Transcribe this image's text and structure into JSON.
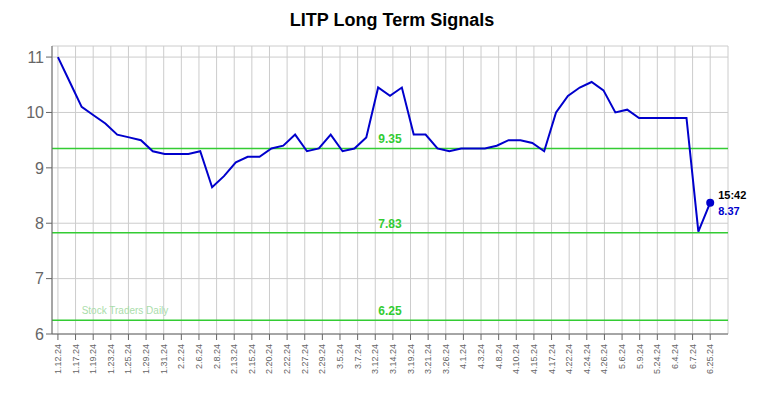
{
  "chart_data": {
    "type": "line",
    "title": "LITP Long Term Signals",
    "color": "#0000cc",
    "grid": true,
    "x": [
      0,
      1,
      2,
      3,
      4,
      5,
      6,
      7,
      8,
      9,
      10,
      11,
      12,
      13,
      14,
      15,
      16,
      17,
      18,
      19,
      20,
      21,
      22,
      23,
      24,
      25,
      26,
      27,
      28,
      29,
      30,
      31,
      32,
      33,
      34,
      35,
      36,
      37,
      38,
      39,
      40,
      41,
      42,
      43,
      44,
      45,
      46,
      47,
      48,
      49,
      50,
      51,
      52,
      53,
      54,
      55
    ],
    "values": [
      11.0,
      10.55,
      10.1,
      9.95,
      9.8,
      9.6,
      9.55,
      9.5,
      9.3,
      9.25,
      9.25,
      9.25,
      9.3,
      8.65,
      8.85,
      9.1,
      9.2,
      9.2,
      9.35,
      9.4,
      9.6,
      9.3,
      9.35,
      9.6,
      9.3,
      9.35,
      9.55,
      10.45,
      10.3,
      10.45,
      9.6,
      9.6,
      9.35,
      9.3,
      9.35,
      9.35,
      9.35,
      9.4,
      9.5,
      9.5,
      9.45,
      9.3,
      10.0,
      10.3,
      10.45,
      10.55,
      10.4,
      10.0,
      10.05,
      9.9,
      9.9,
      9.9,
      9.9,
      9.9,
      7.85,
      8.37
    ],
    "xlim": [
      -0.5,
      56.5
    ],
    "xticks": [
      {
        "value": 0,
        "label": "1.12.24"
      },
      {
        "value": 1.486486,
        "label": "1.17.24"
      },
      {
        "value": 2.972973,
        "label": "1.19.24"
      },
      {
        "value": 4.459459,
        "label": "1.23.24"
      },
      {
        "value": 5.945946,
        "label": "1.25.24"
      },
      {
        "value": 7.432432,
        "label": "1.29.24"
      },
      {
        "value": 8.918919,
        "label": "1.31.24"
      },
      {
        "value": 10.405405,
        "label": "2.2.24"
      },
      {
        "value": 11.891892,
        "label": "2.6.24"
      },
      {
        "value": 13.378378,
        "label": "2.8.24"
      },
      {
        "value": 14.864865,
        "label": "2.13.24"
      },
      {
        "value": 16.351351,
        "label": "2.15.24"
      },
      {
        "value": 17.837838,
        "label": "2.20.24"
      },
      {
        "value": 19.324324,
        "label": "2.22.24"
      },
      {
        "value": 20.810811,
        "label": "2.27.24"
      },
      {
        "value": 22.297297,
        "label": "2.29.24"
      },
      {
        "value": 23.783784,
        "label": "3.5.24"
      },
      {
        "value": 25.27027,
        "label": "3.7.24"
      },
      {
        "value": 26.756757,
        "label": "3.12.24"
      },
      {
        "value": 28.243243,
        "label": "3.14.24"
      },
      {
        "value": 29.72973,
        "label": "3.19.24"
      },
      {
        "value": 31.216216,
        "label": "3.21.24"
      },
      {
        "value": 32.702703,
        "label": "3.26.24"
      },
      {
        "value": 34.189189,
        "label": "4.1.24"
      },
      {
        "value": 35.675676,
        "label": "4.3.24"
      },
      {
        "value": 37.162162,
        "label": "4.8.24"
      },
      {
        "value": 38.648649,
        "label": "4.10.24"
      },
      {
        "value": 40.135135,
        "label": "4.15.24"
      },
      {
        "value": 41.621622,
        "label": "4.17.24"
      },
      {
        "value": 43.108108,
        "label": "4.22.24"
      },
      {
        "value": 44.594595,
        "label": "4.24.24"
      },
      {
        "value": 46.081081,
        "label": "4.26.24"
      },
      {
        "value": 47.567568,
        "label": "5.6.24"
      },
      {
        "value": 49.054054,
        "label": "5.9.24"
      },
      {
        "value": 50.540541,
        "label": "5.24.24"
      },
      {
        "value": 52.027027,
        "label": "6.4.24"
      },
      {
        "value": 53.513514,
        "label": "6.7.24"
      },
      {
        "value": 55,
        "label": "6.25.24"
      }
    ],
    "ylim": [
      6.0,
      11.2
    ],
    "yticks": [
      6,
      7,
      8,
      9,
      10,
      11
    ],
    "hlines": [
      {
        "value": 9.35,
        "color": "#33cc33"
      },
      {
        "value": 7.83,
        "color": "#33cc33"
      },
      {
        "value": 6.25,
        "color": "#33cc33"
      }
    ],
    "annotations": [
      {
        "text": "Stock Traders Daily",
        "x": 2,
        "y": 6.28,
        "color": "#aaddaa"
      },
      {
        "text": "15:42",
        "x": 55,
        "y": 8.37,
        "color": "#000000"
      },
      {
        "text": "8.37",
        "x": 55,
        "y": 8.37,
        "color": "#0000cc"
      }
    ]
  }
}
════
• REQUIREMENT
Leaving aside the images, write out the entries above word for word.

• REPLY TO THE TASK
Transcribe this image's text and structure into JSON.
{
  "chart_data": {
    "type": "line",
    "title": "LITP Long Term Signals",
    "color": "#0000cc",
    "grid": true,
    "x": [
      0,
      1,
      2,
      3,
      4,
      5,
      6,
      7,
      8,
      9,
      10,
      11,
      12,
      13,
      14,
      15,
      16,
      17,
      18,
      19,
      20,
      21,
      22,
      23,
      24,
      25,
      26,
      27,
      28,
      29,
      30,
      31,
      32,
      33,
      34,
      35,
      36,
      37,
      38,
      39,
      40,
      41,
      42,
      43,
      44,
      45,
      46,
      47,
      48,
      49,
      50,
      51,
      52,
      53,
      54,
      55
    ],
    "values": [
      11.0,
      10.55,
      10.1,
      9.95,
      9.8,
      9.6,
      9.55,
      9.5,
      9.3,
      9.25,
      9.25,
      9.25,
      9.3,
      8.65,
      8.85,
      9.1,
      9.2,
      9.2,
      9.35,
      9.4,
      9.6,
      9.3,
      9.35,
      9.6,
      9.3,
      9.35,
      9.55,
      10.45,
      10.3,
      10.45,
      9.6,
      9.6,
      9.35,
      9.3,
      9.35,
      9.35,
      9.35,
      9.4,
      9.5,
      9.5,
      9.45,
      9.3,
      10.0,
      10.3,
      10.45,
      10.55,
      10.4,
      10.0,
      10.05,
      9.9,
      9.9,
      9.9,
      9.9,
      9.9,
      7.85,
      8.37
    ],
    "xlim": [
      -0.5,
      56.5
    ],
    "xticks": [
      {
        "value": 0,
        "label": "1.12.24"
      },
      {
        "value": 1.486486,
        "label": "1.17.24"
      },
      {
        "value": 2.972973,
        "label": "1.19.24"
      },
      {
        "value": 4.459459,
        "label": "1.23.24"
      },
      {
        "value": 5.945946,
        "label": "1.25.24"
      },
      {
        "value": 7.432432,
        "label": "1.29.24"
      },
      {
        "value": 8.918919,
        "label": "1.31.24"
      },
      {
        "value": 10.405405,
        "label": "2.2.24"
      },
      {
        "value": 11.891892,
        "label": "2.6.24"
      },
      {
        "value": 13.378378,
        "label": "2.8.24"
      },
      {
        "value": 14.864865,
        "label": "2.13.24"
      },
      {
        "value": 16.351351,
        "label": "2.15.24"
      },
      {
        "value": 17.837838,
        "label": "2.20.24"
      },
      {
        "value": 19.324324,
        "label": "2.22.24"
      },
      {
        "value": 20.810811,
        "label": "2.27.24"
      },
      {
        "value": 22.297297,
        "label": "2.29.24"
      },
      {
        "value": 23.783784,
        "label": "3.5.24"
      },
      {
        "value": 25.27027,
        "label": "3.7.24"
      },
      {
        "value": 26.756757,
        "label": "3.12.24"
      },
      {
        "value": 28.243243,
        "label": "3.14.24"
      },
      {
        "value": 29.72973,
        "label": "3.19.24"
      },
      {
        "value": 31.216216,
        "label": "3.21.24"
      },
      {
        "value": 32.702703,
        "label": "3.26.24"
      },
      {
        "value": 34.189189,
        "label": "4.1.24"
      },
      {
        "value": 35.675676,
        "label": "4.3.24"
      },
      {
        "value": 37.162162,
        "label": "4.8.24"
      },
      {
        "value": 38.648649,
        "label": "4.10.24"
      },
      {
        "value": 40.135135,
        "label": "4.15.24"
      },
      {
        "value": 41.621622,
        "label": "4.17.24"
      },
      {
        "value": 43.108108,
        "label": "4.22.24"
      },
      {
        "value": 44.594595,
        "label": "4.24.24"
      },
      {
        "value": 46.081081,
        "label": "4.26.24"
      },
      {
        "value": 47.567568,
        "label": "5.6.24"
      },
      {
        "value": 49.054054,
        "label": "5.9.24"
      },
      {
        "value": 50.540541,
        "label": "5.24.24"
      },
      {
        "value": 52.027027,
        "label": "6.4.24"
      },
      {
        "value": 53.513514,
        "label": "6.7.24"
      },
      {
        "value": 55,
        "label": "6.25.24"
      }
    ],
    "ylim": [
      6.0,
      11.2
    ],
    "yticks": [
      6,
      7,
      8,
      9,
      10,
      11
    ],
    "hlines": [
      {
        "value": 9.35,
        "color": "#33cc33"
      },
      {
        "value": 7.83,
        "color": "#33cc33"
      },
      {
        "value": 6.25,
        "color": "#33cc33"
      }
    ],
    "annotations": [
      {
        "text": "Stock Traders Daily",
        "x": 2,
        "y": 6.28,
        "color": "#aaddaa"
      },
      {
        "text": "15:42",
        "x": 55,
        "y": 8.37,
        "color": "#000000"
      },
      {
        "text": "8.37",
        "x": 55,
        "y": 8.37,
        "color": "#0000cc"
      }
    ]
  }
}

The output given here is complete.